TASK OBJECTIVE: Locate all lines in the data below that hold "title" and show them.

STORED RECORDS:

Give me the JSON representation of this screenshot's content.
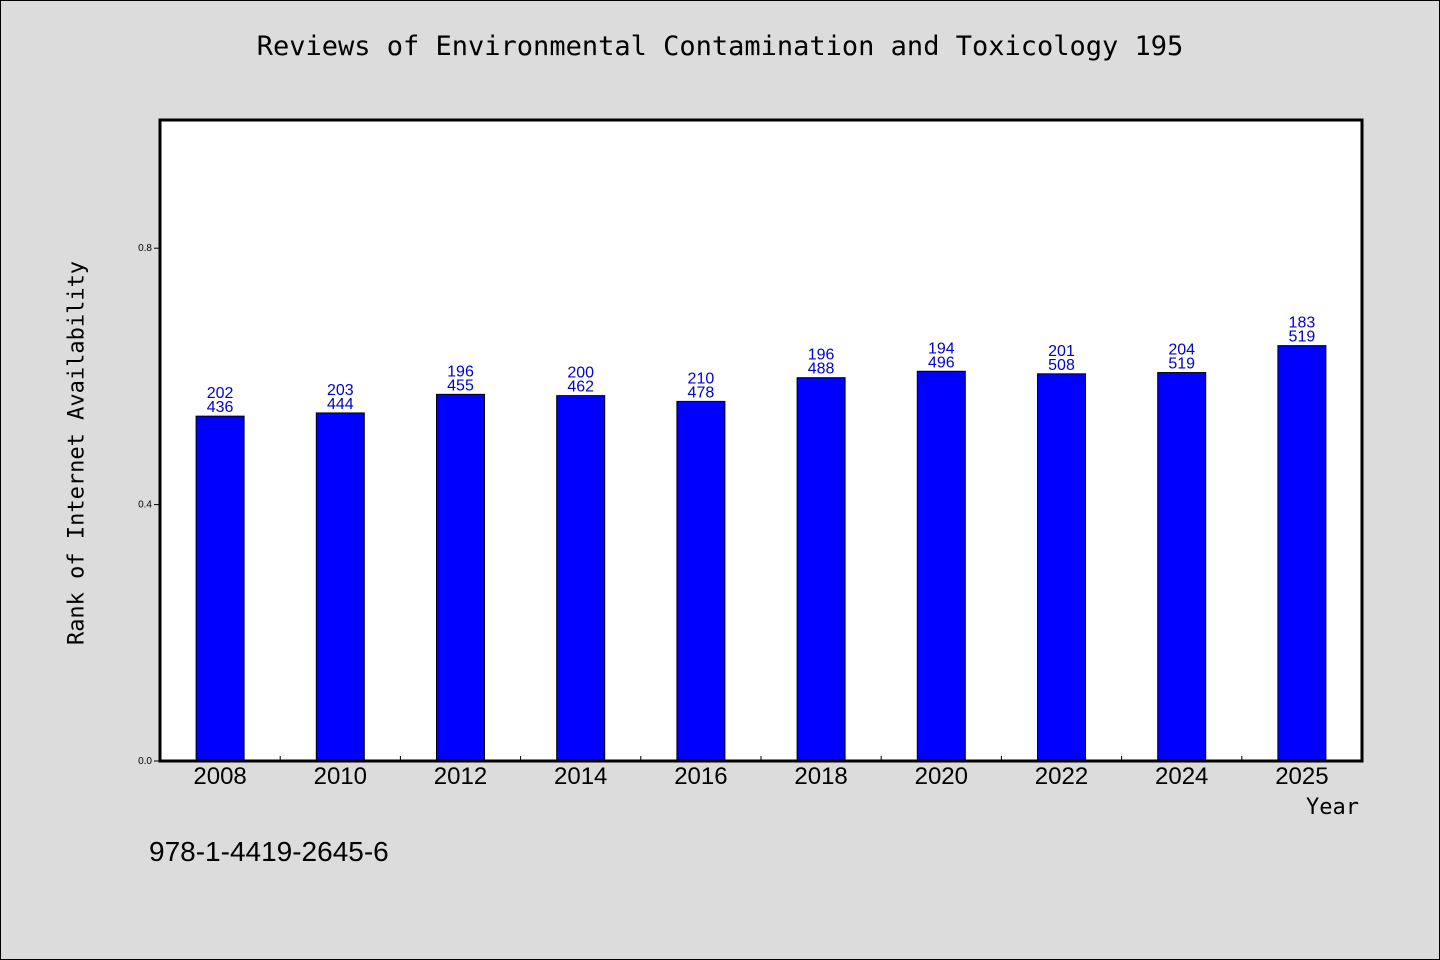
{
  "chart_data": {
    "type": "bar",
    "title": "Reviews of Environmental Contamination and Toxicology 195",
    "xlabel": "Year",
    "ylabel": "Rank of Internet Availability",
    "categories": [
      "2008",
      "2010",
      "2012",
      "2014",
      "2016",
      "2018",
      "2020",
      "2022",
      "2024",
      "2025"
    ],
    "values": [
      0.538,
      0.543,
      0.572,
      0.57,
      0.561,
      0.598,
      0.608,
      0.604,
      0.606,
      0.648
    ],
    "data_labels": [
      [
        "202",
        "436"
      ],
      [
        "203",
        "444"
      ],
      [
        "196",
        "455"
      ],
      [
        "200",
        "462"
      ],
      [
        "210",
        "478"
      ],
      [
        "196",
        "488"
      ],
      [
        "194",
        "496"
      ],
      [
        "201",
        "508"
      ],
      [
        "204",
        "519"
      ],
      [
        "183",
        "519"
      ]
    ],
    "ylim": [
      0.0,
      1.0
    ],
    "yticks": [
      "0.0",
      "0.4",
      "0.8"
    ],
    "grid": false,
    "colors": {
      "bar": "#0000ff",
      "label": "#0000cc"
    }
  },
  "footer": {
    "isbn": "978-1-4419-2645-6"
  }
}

* * *

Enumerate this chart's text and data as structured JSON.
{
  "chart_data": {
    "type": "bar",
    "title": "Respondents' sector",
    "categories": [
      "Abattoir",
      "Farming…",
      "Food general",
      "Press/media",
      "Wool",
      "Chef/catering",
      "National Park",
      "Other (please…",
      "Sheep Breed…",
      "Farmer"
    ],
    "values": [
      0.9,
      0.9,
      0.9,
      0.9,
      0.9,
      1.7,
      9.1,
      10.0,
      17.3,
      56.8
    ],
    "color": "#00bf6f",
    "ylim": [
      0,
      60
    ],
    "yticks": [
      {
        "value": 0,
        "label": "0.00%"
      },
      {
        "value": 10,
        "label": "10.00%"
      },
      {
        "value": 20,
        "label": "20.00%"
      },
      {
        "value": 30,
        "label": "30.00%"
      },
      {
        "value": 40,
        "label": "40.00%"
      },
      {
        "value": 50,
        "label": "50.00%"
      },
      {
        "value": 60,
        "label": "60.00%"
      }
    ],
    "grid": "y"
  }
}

--

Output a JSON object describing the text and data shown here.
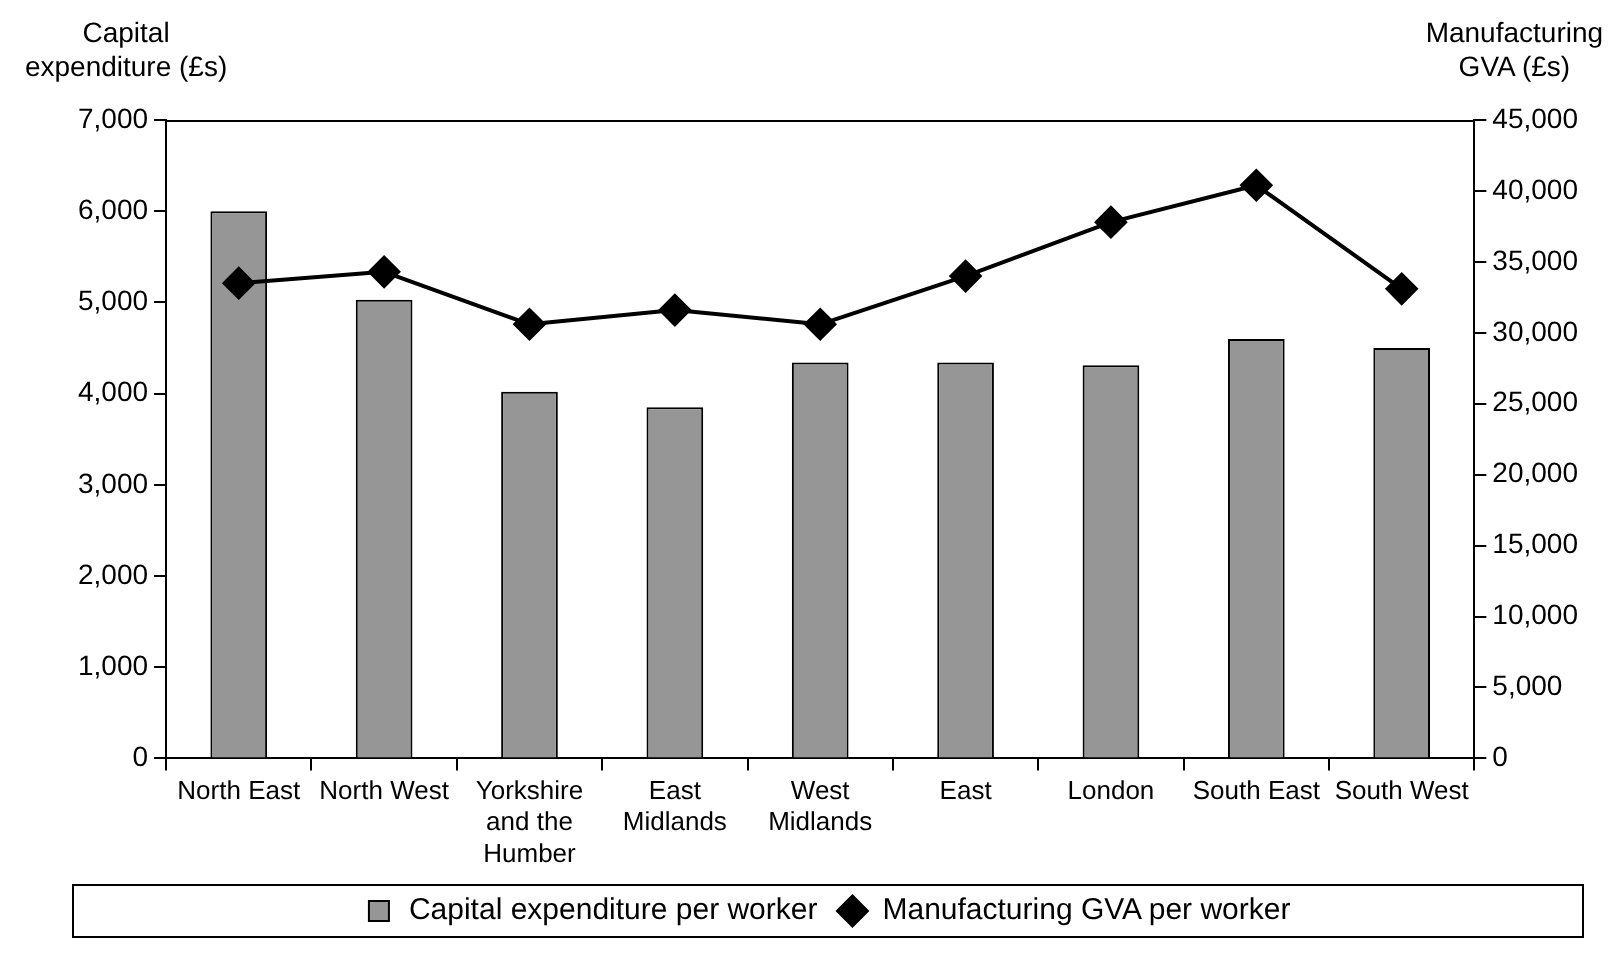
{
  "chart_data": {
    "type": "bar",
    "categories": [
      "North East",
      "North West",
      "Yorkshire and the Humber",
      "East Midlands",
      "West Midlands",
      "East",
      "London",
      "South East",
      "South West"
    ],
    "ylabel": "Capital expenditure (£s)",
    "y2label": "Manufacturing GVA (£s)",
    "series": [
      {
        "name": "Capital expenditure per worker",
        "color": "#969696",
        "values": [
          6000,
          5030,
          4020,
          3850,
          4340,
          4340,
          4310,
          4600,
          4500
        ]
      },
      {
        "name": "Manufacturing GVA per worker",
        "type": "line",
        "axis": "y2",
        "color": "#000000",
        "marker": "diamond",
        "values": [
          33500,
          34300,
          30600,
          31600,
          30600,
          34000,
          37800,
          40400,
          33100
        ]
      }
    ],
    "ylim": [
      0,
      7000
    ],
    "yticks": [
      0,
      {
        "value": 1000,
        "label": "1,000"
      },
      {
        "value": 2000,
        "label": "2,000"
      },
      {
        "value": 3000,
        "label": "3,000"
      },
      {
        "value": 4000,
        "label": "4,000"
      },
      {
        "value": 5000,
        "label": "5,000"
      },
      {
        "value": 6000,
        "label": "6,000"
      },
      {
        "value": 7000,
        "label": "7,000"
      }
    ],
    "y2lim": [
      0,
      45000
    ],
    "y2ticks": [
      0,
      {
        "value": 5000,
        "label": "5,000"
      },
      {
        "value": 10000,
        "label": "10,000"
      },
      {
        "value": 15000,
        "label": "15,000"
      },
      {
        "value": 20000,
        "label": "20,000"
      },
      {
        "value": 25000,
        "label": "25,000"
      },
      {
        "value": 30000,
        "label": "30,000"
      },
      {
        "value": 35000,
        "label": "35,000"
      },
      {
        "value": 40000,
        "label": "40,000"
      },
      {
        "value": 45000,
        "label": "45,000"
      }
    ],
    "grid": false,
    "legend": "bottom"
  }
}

RIGHT ANSWER:
    "title": "Reviews of Environmental Contamination and Toxicology 195",
    "title": "Respondents' sector",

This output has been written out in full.